=== SUPPLIED TEXT ===

Stage 5: for Iteration Loop

In this stage, the para (for) structure is introduced, offering compact syntax to initialize, evaluate, and update control variables in a single line, facilitating traversal of vector elements.

New Technical Features

• para Loop Logic: The virtual machine can now manage four distinct code blocks for a single statement: initialization, stop condition, increment/decrement step, and loop body.
• Pointer Management in VM: A para() function was implemented in the execution engine that saves the program counter to correctly alternate between condition evaluation and step execution.
• Expanded Grammar: The parser (vectores.y) includes new precedence rules and semicolon handling to separate the three sections of the para loop.

para Loop Syntax

Structure	Description
para (initialization; condition; step) { body }	Executes initialization once, repeats the body while the condition is true, and executes the step after each iteration.

Code Example

>>> A = [0, 0]
>>> para (i = 1; i <= 3; i = i + 1) {
...   A = A + [i, i]
...   imprimir(A)
... }
[1, 1]
[3, 3]
[6, 6]

Stage 5 Structure

• vectores.y: Grammar with support for the PARA token and loop construction rules.
• maquina.c: Implementation of the machine instruction para() that controls execution flow.
• inicializacion.c: Registration of the reserved word para in the symbol table.
• vectores.c: Low-level operations for vectors (addition, subtraction, cross product, norm).
• simbolo.c: Dynamic management of the symbol table for variables and functions.
• Makefile: Compilation script to generate the final binary.

Stage 6: Subroutines and Modularity

The final stage introduces code abstraction through user-defined functions and procedures, allowing the creation of custom vector operation libraries.

New Technical Features

• Stack Frames: A frame stack (Marco) was implemented to manage the context of each call, storing the return point and arguments.
• Dynamic Definition: Use of reserved words funcion and procedimiento (or their aliases func and proc) to register new code blocks in the symbol table.
• Argument Passing: Access to parameters through the syntax $n (e.g., $1, $2), managed dynamically during execution.
• Return Statements: Implementation of retornar to return values from functions or exit procedures prematurely.

Subroutine Syntax

Type	Syntax	Description
Function	func name() { ... retornar exp }	Subroutine that must return a value mandatorily.
Procedure	proc name() { ... }	Code execution subroutine without a return value.
Arguments	$1, $2, ... $n	Local variables representing the passed parameters.

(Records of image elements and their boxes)
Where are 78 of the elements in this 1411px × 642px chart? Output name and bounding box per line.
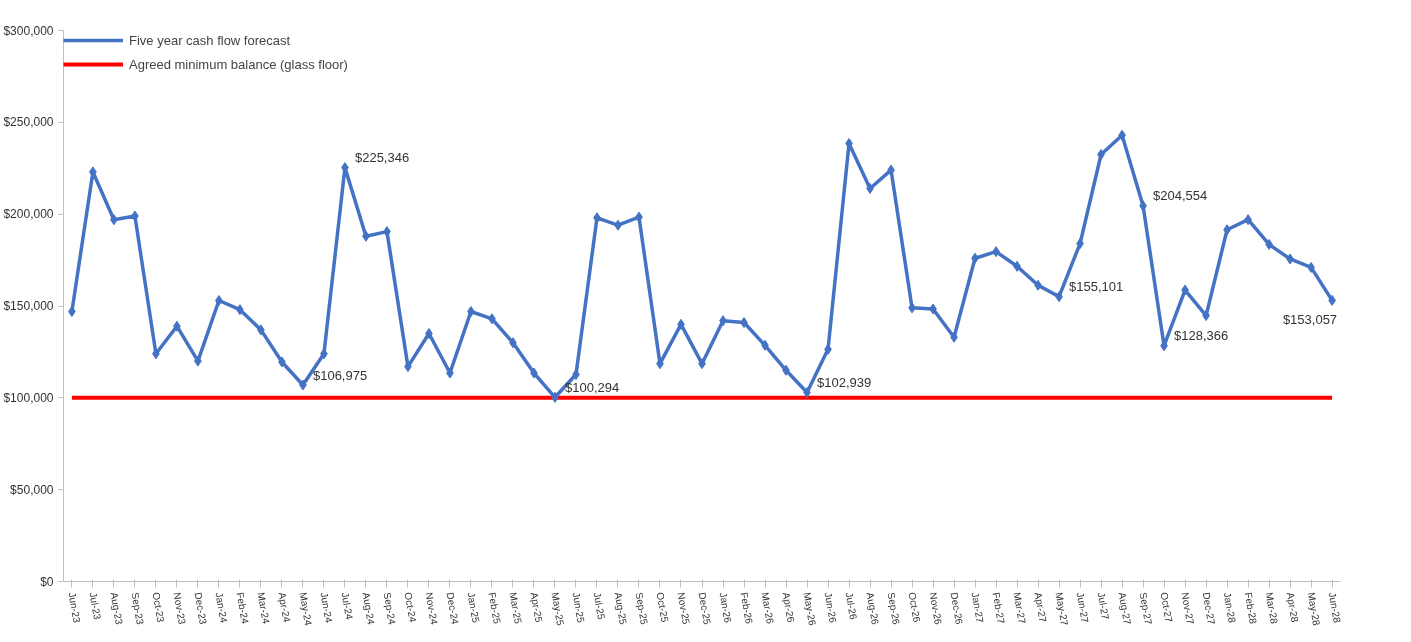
y-tick-label: $300,000 [3, 23, 54, 38]
x-tick-label: May-24 [297, 591, 315, 627]
x-tick-label: Apr-28 [1284, 591, 1301, 624]
x-tick-label: Nov-23 [171, 591, 188, 626]
x-tick-label: Aug-25 [612, 591, 629, 626]
data-label: $204,554 [1153, 188, 1208, 204]
x-tick-label: Jan-26 [717, 591, 734, 624]
data-label: $153,057 [1282, 312, 1338, 328]
x-tick-label: Nov-24 [423, 591, 440, 626]
data-label: $106,975 [312, 367, 368, 383]
x-tick-label: Feb-27 [990, 591, 1007, 626]
x-tick-label: Aug-27 [1116, 591, 1134, 626]
legend-label: Agreed minimum balance (glass floor) [129, 56, 348, 72]
data-label: $100,294 [564, 379, 620, 395]
x-tick-label: Aug-26 [864, 591, 881, 626]
x-tick-label: Jul-27 [1095, 591, 1112, 621]
x-tick-label: Sep-23 [129, 591, 146, 626]
x-tick-label: Dec-25 [696, 591, 713, 626]
y-tick-label: $200,000 [3, 207, 54, 222]
x-tick-label: Jun-23 [66, 591, 83, 624]
x-tick-label: Jan-27 [969, 591, 986, 624]
x-tick-label: Dec-27 [1200, 591, 1218, 626]
x-tick-label: Mar-25 [507, 591, 524, 626]
x-tick-label: May-25 [549, 591, 567, 627]
x-tick-label: Mar-26 [759, 591, 776, 626]
x-tick-label: Sep-27 [1137, 591, 1155, 626]
x-tick-label: May-27 [1053, 591, 1071, 627]
x-tick-label: Dec-23 [192, 591, 209, 626]
x-tick-label: Apr-24 [276, 591, 293, 624]
x-tick-label: Dec-24 [444, 591, 461, 626]
y-tick-label: $150,000 [3, 299, 54, 313]
data-label: $155,101 [1069, 279, 1124, 295]
x-tick-label: Apr-27 [1032, 591, 1049, 624]
x-tick-label: Mar-27 [1011, 591, 1028, 626]
x-tick-label: Apr-26 [780, 591, 797, 624]
x-tick-label: Mar-24 [255, 591, 272, 626]
x-tick-label: Oct-25 [654, 591, 671, 624]
x-tick-label: Jun-26 [822, 591, 839, 624]
x-tick-label: Jan-25 [465, 591, 482, 624]
x-tick-label: Jun-25 [570, 591, 587, 624]
x-tick-label: Jun-24 [318, 591, 335, 624]
data-label: $102,939 [817, 374, 872, 390]
x-tick-label: Aug-24 [360, 591, 377, 626]
x-tick-label: Jul-23 [87, 591, 104, 621]
x-tick-label: May-26 [801, 591, 819, 627]
x-tick-label: Jul-26 [843, 591, 860, 621]
data-label: $128,366 [1174, 328, 1229, 344]
y-tick-label: $50,000 [10, 482, 54, 497]
x-tick-label: Oct-27 [1158, 591, 1175, 624]
x-tick-label: Nov-27 [1179, 591, 1197, 626]
y-tick-label: $250,000 [3, 115, 54, 130]
x-tick-label: Jun-28 [1326, 591, 1343, 624]
x-tick-label: Dec-26 [948, 591, 966, 626]
y-tick-label: $0 [40, 574, 54, 589]
x-tick-label: Nov-25 [675, 591, 692, 626]
x-tick-label: Jul-25 [591, 591, 608, 621]
legend-label: Five year cash flow forecast [129, 32, 291, 48]
x-tick-label: Nov-26 [927, 591, 945, 626]
x-tick-label: May-28 [1305, 591, 1323, 627]
x-tick-label: Jan-24 [213, 591, 230, 624]
x-tick-label: Apr-25 [528, 591, 545, 624]
y-tick-label: $100,000 [3, 390, 54, 405]
x-tick-label: Feb-28 [1242, 591, 1259, 626]
x-tick-label: Sep-25 [633, 591, 650, 626]
x-tick-label: Sep-24 [381, 591, 398, 626]
x-tick-label: Feb-24 [234, 591, 251, 626]
x-tick-label: Mar-28 [1263, 591, 1280, 626]
data-label: $225,346 [354, 150, 410, 166]
x-tick-label: Sep-26 [885, 591, 902, 626]
x-tick-label: Feb-25 [486, 591, 503, 626]
x-tick-label: Jan-28 [1221, 591, 1238, 624]
x-tick-label: Oct-23 [150, 591, 167, 624]
x-tick-label: Jul-24 [339, 591, 356, 621]
x-tick-label: Aug-23 [108, 591, 125, 626]
x-tick-label: Oct-26 [906, 591, 923, 624]
x-tick-label: Feb-26 [738, 591, 755, 626]
x-tick-label: Jun-27 [1074, 591, 1091, 624]
x-tick-label: Oct-24 [402, 591, 419, 624]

=== TASKS ===
• 1. From the interpreter text, name every file listed under the heading "Stage 5 Structure".
• 2. Retype a passage of the interpreter text: begin at the words "Stage 6: Subroutines" and stop after the words "vector operation libraries.".
• 3. Answer these questions from the interpreter text.
(a) Which four code blocks can the virtual machine manage for a single para statement?
(b) What aliases can stand in for the reserved words funcion and procedimiento?
(c) What does the frame stack store for each call?

=== SOLUTIONS TO EACH TASK ===
• 1.
vectores.y
maquina.c
inicializacion.c
vectores.c
simbolo.c
Makefile

• 2.
Stage 6: Subroutines and Modularity

The final stage introduces code abstraction through user-defined functions and procedures, allowing the creation of custom vector operation libraries.

• 3.
(a) Initialization, stop condition, increment/decrement step, and loop body.
(b) func and proc.
(c) The return point and the arguments.